» **RECORDS TO PROCESS**

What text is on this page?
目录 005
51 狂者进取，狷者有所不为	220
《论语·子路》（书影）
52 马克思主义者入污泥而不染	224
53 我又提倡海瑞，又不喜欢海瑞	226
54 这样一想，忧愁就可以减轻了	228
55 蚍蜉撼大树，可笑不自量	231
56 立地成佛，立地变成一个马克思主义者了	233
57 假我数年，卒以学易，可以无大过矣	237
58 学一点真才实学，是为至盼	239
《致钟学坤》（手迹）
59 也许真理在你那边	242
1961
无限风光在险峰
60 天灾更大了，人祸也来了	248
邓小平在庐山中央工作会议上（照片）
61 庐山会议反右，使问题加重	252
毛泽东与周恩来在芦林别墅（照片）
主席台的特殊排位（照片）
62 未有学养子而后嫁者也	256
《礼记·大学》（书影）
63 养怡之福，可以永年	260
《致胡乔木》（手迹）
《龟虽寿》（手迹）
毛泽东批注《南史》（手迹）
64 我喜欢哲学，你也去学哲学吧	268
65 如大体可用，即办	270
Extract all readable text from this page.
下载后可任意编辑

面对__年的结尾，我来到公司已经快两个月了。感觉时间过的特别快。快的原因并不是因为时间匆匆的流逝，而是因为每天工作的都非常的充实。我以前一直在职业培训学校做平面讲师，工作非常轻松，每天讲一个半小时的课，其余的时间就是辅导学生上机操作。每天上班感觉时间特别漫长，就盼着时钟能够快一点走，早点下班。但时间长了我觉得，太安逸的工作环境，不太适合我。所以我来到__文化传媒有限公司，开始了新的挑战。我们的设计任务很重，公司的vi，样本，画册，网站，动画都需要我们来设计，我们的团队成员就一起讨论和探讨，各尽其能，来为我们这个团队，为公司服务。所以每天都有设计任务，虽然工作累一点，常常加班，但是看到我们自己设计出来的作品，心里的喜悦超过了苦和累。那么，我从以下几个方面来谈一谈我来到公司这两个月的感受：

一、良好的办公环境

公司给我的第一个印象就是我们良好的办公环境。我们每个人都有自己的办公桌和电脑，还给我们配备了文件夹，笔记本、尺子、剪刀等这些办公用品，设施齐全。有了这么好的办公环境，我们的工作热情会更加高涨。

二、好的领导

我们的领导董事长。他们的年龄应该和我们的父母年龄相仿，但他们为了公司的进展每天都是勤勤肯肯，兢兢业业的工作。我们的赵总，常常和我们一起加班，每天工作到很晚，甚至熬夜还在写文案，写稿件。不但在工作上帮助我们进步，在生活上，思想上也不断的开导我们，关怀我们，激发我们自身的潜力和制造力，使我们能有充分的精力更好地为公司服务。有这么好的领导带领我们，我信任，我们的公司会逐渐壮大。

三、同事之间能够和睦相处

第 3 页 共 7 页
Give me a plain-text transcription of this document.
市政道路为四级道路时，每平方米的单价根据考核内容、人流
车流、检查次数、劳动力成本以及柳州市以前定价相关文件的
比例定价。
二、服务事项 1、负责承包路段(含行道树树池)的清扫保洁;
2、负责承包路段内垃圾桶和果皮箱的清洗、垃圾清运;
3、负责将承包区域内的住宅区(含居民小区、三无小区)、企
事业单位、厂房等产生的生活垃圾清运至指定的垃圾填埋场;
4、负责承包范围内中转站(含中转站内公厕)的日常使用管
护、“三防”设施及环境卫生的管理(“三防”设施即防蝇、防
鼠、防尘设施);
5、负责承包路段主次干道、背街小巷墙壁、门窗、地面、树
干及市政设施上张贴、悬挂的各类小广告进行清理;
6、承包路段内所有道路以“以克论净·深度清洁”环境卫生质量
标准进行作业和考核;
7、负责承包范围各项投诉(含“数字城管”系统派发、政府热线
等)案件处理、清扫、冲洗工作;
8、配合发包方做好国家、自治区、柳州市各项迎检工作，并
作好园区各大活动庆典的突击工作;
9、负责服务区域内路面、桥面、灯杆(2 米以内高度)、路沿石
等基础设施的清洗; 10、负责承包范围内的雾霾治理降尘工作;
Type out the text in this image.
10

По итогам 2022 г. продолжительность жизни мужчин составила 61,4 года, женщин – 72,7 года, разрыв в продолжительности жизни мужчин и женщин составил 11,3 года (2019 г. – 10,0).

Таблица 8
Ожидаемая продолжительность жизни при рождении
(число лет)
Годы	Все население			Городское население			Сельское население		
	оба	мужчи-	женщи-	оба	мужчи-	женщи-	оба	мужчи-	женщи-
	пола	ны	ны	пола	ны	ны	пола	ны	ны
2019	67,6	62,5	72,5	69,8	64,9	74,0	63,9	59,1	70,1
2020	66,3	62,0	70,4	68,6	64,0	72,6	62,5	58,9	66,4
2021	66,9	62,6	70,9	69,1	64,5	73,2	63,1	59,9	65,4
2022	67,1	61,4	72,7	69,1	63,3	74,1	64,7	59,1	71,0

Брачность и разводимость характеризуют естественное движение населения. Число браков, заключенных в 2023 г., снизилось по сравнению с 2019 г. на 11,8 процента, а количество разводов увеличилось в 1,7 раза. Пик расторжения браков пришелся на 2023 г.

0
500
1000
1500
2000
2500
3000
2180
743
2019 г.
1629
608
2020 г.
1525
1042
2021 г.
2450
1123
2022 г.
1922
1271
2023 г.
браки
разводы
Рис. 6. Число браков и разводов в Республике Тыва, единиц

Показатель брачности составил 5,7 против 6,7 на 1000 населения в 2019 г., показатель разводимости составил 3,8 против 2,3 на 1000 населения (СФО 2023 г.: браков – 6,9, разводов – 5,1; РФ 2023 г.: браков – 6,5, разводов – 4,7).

» **REQUIRED TASK**
For each line of the entries that includes "браков", show that line.

» **COMPLETE OUTPUT**
Брачность и разводимость характеризуют естественное движение населения. Число браков, заключенных в 2023 г., снизилось по сравнению с 2019 г. на 11,8 процента, а количество разводов увеличилось в 1,7 раза. Пик расторжения браков пришелся на 2023 г.
Рис. 6. Число браков и разводов в Республике Тыва, единиц
Показатель брачности составил 5,7 против 6,7 на 1000 населения в 2019 г., показатель разводимости составил 3,8 против 2,3 на 1000 населения (СФО 2023 г.: браков – 6,9, разводов – 5,1; РФ 2023 г.: браков – 6,5, разводов – 4,7).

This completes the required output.